» **WRITTEN EXERCISE**: Count every line in the entries that follow where the word "Optimierung" appears, then state only the total.

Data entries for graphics
───
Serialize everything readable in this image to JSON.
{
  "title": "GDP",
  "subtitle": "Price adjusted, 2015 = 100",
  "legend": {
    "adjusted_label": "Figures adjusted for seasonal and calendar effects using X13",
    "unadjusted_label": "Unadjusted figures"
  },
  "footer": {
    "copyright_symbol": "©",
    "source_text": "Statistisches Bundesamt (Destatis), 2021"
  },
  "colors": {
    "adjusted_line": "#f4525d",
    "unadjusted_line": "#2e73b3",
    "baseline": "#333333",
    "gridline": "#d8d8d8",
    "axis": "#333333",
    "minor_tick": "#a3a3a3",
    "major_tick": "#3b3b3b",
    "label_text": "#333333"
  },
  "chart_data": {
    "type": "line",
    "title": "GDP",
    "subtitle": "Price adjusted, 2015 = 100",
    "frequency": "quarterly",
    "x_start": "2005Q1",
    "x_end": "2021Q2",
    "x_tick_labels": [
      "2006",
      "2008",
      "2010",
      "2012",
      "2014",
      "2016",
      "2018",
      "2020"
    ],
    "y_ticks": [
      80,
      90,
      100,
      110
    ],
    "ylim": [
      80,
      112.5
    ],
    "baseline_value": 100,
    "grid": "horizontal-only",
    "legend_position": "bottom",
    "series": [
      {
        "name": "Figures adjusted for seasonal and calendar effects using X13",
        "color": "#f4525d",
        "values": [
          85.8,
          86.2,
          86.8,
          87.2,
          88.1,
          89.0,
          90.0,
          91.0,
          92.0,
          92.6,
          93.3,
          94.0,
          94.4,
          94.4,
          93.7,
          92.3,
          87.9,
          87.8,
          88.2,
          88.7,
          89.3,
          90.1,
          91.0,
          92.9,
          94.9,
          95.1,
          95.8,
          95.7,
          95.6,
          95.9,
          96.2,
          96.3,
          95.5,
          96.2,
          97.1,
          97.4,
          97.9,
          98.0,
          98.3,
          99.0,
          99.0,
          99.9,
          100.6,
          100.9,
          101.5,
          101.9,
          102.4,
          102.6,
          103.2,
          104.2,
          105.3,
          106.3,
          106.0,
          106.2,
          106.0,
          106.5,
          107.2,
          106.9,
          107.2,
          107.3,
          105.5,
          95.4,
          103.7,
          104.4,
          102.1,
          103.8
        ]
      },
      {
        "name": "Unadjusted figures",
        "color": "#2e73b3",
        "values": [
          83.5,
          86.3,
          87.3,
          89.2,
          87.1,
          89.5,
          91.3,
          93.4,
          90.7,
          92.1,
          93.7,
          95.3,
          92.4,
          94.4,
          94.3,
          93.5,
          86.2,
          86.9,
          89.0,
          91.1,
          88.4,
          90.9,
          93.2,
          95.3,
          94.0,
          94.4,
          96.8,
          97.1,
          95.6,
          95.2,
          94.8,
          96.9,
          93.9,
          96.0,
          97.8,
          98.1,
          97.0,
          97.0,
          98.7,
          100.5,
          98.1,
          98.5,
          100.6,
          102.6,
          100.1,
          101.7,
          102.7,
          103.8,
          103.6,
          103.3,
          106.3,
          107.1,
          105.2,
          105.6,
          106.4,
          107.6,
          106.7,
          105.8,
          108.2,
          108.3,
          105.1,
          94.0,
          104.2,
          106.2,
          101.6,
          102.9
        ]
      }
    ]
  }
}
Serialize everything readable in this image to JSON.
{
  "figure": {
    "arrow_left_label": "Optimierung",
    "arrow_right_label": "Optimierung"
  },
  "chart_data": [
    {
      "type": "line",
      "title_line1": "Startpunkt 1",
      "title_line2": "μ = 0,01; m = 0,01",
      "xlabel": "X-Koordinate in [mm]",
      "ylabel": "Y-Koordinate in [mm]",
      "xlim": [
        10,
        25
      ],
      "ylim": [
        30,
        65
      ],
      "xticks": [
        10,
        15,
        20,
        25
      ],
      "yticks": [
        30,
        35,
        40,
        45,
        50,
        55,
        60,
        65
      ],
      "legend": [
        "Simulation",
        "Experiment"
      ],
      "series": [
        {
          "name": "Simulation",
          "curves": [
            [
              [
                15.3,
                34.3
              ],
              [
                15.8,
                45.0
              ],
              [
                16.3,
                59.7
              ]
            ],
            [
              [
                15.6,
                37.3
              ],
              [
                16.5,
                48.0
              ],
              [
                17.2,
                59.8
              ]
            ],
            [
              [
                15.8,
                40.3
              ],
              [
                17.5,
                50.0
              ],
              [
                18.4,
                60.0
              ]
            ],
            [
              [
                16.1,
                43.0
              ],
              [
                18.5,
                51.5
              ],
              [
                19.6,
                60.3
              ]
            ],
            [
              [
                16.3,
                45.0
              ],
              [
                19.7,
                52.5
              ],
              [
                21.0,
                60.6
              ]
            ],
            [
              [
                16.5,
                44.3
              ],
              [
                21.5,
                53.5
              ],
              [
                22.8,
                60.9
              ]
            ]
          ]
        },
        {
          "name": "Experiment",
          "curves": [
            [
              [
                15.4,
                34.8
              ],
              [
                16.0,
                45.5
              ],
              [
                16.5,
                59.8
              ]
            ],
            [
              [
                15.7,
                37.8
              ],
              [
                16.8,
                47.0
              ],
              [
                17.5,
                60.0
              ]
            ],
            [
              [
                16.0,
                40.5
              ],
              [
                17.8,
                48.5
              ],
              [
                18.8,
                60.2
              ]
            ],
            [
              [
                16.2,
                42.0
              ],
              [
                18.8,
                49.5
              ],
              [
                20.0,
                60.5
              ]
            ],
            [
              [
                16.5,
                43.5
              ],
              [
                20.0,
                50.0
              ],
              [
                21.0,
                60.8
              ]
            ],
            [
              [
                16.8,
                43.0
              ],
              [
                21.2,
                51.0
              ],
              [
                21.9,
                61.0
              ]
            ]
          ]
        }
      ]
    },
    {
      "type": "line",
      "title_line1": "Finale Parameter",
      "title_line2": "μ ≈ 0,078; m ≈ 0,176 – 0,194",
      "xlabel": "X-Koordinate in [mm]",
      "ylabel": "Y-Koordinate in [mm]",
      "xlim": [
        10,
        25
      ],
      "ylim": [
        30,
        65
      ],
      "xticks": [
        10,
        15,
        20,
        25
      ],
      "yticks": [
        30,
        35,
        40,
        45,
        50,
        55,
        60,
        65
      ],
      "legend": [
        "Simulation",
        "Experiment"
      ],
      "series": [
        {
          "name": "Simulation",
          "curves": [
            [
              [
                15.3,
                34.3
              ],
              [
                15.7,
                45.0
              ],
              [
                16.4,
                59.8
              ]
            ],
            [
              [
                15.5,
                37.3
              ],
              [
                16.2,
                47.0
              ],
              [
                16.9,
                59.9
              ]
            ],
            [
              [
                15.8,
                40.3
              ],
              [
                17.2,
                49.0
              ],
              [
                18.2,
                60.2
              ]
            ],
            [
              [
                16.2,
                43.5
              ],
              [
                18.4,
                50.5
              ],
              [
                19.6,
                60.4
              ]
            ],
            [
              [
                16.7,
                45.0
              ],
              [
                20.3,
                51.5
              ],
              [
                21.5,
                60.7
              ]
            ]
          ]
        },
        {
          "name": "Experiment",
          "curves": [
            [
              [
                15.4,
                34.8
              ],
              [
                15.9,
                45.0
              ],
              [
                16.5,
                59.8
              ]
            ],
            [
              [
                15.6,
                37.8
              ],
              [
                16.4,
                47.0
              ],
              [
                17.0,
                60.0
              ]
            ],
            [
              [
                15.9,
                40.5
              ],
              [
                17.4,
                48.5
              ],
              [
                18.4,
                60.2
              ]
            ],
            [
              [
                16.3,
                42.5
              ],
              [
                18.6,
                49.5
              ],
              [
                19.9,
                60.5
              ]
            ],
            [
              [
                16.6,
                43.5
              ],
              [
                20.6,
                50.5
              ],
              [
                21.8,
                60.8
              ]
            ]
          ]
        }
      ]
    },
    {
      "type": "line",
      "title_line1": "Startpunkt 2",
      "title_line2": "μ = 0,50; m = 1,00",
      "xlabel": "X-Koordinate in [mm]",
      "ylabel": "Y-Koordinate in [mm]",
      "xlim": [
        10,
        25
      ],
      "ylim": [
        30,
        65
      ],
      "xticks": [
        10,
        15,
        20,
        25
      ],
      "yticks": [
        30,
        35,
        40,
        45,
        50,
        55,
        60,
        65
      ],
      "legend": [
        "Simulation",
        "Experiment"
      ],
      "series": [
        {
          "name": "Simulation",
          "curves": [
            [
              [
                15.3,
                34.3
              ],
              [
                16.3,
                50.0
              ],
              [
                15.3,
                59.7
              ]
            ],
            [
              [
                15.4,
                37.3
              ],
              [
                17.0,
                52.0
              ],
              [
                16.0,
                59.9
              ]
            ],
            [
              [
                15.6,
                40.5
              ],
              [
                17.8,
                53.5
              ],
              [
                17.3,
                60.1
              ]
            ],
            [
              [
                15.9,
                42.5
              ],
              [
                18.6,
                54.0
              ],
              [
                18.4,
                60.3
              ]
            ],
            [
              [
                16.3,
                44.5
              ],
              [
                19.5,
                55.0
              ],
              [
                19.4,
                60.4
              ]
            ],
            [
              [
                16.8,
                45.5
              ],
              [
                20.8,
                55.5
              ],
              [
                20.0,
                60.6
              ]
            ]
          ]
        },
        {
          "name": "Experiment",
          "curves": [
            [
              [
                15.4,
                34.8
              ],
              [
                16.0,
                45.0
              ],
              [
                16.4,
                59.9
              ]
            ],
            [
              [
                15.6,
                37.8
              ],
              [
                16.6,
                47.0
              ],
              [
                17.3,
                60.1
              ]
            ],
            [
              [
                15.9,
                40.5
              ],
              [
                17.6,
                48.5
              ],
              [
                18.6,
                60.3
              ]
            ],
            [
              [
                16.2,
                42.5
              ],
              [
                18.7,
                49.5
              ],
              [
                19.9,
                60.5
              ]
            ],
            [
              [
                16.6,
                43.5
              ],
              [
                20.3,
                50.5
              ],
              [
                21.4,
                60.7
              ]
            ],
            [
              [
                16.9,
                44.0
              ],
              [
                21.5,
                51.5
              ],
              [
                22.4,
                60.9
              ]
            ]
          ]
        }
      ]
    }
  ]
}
───
» **REPLY TO THE EXERCISE**: 2